Rename "significance-star" to "asterisk-marker" in everything from the first line of the material down to the line containing "significance-star: * xyxy=(961,524,974,554)", and give those lines back with nothing else changed.

(Records of where elements appear)
## START

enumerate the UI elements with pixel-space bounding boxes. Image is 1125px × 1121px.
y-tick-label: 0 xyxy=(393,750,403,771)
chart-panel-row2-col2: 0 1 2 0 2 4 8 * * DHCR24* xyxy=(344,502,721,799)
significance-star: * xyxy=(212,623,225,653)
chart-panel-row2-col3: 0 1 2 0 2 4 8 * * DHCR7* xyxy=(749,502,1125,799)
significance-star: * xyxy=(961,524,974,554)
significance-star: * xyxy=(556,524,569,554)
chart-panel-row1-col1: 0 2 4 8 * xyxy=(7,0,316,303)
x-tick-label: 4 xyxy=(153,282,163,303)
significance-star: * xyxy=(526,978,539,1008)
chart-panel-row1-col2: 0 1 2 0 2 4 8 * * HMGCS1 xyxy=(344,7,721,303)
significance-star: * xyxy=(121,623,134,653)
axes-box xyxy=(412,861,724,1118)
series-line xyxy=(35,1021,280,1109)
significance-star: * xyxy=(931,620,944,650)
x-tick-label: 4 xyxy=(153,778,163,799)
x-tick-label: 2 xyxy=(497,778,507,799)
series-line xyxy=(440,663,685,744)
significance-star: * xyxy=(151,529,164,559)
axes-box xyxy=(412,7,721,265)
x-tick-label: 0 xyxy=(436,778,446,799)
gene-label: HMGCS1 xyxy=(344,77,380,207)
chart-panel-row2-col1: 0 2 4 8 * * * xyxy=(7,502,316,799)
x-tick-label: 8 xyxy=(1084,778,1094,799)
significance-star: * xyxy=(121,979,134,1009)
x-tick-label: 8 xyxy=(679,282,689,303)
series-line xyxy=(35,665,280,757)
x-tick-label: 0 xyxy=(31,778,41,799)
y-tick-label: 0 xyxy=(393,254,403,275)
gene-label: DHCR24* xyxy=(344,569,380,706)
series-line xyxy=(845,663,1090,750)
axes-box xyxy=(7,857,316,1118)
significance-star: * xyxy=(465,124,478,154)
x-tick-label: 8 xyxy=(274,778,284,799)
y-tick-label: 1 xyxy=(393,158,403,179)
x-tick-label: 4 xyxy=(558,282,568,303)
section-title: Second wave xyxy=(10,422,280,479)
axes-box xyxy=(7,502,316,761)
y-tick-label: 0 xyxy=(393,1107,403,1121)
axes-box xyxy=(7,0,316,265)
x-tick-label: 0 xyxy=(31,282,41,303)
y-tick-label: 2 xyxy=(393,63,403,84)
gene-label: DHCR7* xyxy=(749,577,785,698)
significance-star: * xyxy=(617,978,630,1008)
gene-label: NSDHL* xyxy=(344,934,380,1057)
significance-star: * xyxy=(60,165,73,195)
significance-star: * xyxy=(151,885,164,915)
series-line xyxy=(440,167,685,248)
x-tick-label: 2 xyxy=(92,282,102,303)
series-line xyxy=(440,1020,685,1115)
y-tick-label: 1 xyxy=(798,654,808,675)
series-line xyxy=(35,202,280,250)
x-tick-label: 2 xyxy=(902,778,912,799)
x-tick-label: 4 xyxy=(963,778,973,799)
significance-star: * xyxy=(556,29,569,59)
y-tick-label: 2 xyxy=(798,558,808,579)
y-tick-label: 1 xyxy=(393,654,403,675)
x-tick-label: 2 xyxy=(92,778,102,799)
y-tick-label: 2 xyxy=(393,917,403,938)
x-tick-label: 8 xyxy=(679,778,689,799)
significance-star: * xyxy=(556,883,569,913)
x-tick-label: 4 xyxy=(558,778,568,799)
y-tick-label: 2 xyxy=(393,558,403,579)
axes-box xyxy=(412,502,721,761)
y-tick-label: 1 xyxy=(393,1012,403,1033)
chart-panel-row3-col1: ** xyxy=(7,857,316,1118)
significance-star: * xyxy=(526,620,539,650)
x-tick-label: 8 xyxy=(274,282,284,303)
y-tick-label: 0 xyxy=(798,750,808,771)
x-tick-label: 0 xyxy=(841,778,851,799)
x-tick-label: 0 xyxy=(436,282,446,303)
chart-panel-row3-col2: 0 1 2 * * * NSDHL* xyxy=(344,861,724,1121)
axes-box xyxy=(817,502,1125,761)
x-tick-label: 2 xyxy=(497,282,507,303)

## END

> [Completed exercise]
enumerate the UI elements with pixel-space bounding boxes. Image is 1125px × 1121px.
y-tick-label: 0 xyxy=(393,750,403,771)
chart-panel-row2-col2: 0 1 2 0 2 4 8 * * DHCR24* xyxy=(344,502,721,799)
asterisk-marker: * xyxy=(212,623,225,653)
chart-panel-row2-col3: 0 1 2 0 2 4 8 * * DHCR7* xyxy=(749,502,1125,799)
asterisk-marker: * xyxy=(961,524,974,554)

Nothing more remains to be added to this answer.